TASK PROMPT: Copy every line of the following data that includes the string "Inventory".

INPUT DATA:
====================

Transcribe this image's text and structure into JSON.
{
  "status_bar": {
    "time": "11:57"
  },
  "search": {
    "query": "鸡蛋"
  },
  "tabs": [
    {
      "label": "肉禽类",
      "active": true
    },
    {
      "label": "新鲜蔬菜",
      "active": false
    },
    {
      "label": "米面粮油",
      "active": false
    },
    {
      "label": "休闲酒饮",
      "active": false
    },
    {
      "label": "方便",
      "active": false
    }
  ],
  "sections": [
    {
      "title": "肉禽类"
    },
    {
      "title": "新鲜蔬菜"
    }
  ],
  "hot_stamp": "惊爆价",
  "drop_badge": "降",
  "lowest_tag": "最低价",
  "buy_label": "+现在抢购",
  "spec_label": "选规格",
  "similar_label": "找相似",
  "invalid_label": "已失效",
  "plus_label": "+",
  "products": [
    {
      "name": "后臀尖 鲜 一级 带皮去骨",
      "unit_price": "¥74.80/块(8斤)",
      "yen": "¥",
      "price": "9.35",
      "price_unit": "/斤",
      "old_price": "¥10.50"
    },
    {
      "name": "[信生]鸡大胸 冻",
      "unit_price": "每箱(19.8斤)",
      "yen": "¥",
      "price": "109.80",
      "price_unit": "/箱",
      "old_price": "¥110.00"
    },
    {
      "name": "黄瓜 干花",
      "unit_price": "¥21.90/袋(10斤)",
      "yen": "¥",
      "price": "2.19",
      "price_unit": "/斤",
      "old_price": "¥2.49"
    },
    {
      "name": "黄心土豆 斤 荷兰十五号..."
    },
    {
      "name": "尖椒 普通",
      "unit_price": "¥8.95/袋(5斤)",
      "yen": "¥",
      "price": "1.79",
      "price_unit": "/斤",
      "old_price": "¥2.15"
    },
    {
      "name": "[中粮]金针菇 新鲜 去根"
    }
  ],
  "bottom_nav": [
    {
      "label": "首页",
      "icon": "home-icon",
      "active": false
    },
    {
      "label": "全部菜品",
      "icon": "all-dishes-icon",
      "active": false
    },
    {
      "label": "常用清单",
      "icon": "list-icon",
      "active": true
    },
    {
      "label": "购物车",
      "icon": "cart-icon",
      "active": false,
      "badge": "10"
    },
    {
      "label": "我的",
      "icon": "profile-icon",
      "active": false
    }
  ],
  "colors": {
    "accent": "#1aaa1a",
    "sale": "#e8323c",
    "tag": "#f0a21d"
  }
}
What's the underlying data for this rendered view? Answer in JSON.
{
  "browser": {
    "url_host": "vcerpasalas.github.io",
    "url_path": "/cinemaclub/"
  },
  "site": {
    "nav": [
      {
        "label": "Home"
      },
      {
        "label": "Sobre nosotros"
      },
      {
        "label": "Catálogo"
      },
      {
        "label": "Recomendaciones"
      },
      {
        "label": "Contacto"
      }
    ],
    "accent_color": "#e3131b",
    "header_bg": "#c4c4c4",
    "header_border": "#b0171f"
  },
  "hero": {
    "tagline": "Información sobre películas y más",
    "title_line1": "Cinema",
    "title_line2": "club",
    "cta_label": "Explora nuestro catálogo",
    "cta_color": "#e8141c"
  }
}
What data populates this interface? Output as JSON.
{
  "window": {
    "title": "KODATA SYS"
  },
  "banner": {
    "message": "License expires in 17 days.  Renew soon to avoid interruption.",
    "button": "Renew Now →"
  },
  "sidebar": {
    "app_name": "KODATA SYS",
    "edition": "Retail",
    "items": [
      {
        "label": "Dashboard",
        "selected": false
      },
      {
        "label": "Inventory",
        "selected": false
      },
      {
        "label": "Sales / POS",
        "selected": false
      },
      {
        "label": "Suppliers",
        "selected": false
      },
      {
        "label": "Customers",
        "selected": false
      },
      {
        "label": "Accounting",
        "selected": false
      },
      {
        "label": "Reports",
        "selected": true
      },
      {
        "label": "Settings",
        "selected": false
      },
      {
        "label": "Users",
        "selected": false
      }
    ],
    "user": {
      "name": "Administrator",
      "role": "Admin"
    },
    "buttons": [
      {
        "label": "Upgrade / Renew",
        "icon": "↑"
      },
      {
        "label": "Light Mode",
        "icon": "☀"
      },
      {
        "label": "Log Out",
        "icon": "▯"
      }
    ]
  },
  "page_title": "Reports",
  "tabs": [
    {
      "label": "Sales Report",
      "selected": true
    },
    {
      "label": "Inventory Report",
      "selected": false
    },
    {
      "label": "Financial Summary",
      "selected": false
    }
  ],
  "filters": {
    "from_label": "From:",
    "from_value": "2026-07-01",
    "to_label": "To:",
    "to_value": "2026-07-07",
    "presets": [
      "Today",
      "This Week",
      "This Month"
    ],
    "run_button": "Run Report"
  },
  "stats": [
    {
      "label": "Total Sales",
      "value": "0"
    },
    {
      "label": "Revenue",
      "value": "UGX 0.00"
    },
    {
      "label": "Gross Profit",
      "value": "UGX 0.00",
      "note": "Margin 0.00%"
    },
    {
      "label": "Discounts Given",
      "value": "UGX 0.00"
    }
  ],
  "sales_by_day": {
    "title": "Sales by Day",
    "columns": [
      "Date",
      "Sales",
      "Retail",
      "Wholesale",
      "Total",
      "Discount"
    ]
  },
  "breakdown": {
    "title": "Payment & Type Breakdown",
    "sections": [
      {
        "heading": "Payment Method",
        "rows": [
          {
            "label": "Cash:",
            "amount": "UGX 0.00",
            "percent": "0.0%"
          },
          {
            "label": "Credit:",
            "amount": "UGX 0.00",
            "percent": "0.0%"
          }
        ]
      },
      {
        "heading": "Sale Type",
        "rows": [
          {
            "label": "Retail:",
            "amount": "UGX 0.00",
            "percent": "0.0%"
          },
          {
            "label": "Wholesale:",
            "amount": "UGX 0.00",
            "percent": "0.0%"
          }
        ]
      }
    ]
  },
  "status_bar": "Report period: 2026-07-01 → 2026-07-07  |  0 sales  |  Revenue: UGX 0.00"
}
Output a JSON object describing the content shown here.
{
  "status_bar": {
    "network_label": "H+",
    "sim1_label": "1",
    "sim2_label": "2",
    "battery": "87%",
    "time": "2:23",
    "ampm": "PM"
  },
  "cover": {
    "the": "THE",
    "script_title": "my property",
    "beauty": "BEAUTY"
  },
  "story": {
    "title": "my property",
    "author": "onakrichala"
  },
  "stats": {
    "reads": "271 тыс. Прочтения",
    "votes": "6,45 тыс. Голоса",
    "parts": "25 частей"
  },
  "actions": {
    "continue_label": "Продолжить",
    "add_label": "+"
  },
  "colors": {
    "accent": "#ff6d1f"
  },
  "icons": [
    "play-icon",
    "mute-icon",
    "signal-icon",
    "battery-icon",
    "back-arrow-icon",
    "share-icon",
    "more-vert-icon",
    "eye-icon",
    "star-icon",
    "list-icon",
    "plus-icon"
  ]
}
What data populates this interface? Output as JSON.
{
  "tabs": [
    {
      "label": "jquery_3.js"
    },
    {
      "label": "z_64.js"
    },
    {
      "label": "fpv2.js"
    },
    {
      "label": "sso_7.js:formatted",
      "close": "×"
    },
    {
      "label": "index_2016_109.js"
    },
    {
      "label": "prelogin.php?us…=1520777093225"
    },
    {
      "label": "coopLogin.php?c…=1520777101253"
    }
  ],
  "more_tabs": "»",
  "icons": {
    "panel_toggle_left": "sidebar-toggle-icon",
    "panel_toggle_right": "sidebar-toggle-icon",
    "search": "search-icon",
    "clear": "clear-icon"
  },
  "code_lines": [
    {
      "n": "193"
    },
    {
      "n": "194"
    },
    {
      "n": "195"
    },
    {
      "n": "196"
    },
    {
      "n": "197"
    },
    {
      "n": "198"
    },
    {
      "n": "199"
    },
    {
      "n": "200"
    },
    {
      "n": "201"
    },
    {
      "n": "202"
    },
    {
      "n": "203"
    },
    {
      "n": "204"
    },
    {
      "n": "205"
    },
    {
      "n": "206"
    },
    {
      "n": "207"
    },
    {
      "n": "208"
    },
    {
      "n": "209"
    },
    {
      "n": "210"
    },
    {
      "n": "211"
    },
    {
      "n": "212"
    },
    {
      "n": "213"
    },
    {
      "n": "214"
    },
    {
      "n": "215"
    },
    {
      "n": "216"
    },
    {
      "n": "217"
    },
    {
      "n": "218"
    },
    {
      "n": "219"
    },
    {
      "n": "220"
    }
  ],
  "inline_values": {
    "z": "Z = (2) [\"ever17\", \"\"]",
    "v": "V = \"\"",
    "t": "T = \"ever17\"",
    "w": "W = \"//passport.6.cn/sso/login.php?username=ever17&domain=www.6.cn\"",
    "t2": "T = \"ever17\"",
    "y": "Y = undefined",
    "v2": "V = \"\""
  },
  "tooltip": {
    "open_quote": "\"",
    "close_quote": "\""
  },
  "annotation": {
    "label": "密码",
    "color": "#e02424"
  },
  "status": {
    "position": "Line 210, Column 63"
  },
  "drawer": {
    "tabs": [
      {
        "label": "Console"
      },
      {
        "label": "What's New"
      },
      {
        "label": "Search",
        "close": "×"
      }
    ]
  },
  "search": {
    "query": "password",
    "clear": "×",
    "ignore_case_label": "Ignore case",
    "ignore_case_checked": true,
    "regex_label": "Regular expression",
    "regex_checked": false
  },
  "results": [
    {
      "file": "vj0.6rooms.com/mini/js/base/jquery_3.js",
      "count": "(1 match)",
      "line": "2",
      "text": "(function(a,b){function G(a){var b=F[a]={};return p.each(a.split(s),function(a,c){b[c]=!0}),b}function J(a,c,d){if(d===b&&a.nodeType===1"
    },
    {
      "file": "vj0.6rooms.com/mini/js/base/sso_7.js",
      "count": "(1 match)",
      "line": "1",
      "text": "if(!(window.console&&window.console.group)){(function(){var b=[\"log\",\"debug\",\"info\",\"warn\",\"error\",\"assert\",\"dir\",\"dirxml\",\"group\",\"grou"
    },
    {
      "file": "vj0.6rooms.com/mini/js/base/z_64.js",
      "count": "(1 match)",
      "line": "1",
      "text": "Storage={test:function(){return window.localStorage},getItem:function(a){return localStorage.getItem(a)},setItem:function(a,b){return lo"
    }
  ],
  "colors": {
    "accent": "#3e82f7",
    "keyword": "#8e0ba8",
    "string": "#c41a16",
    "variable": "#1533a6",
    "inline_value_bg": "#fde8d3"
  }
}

====================

OUTPUT OF THE TASK:
        "label": "Inventory",
      "label": "Inventory Report",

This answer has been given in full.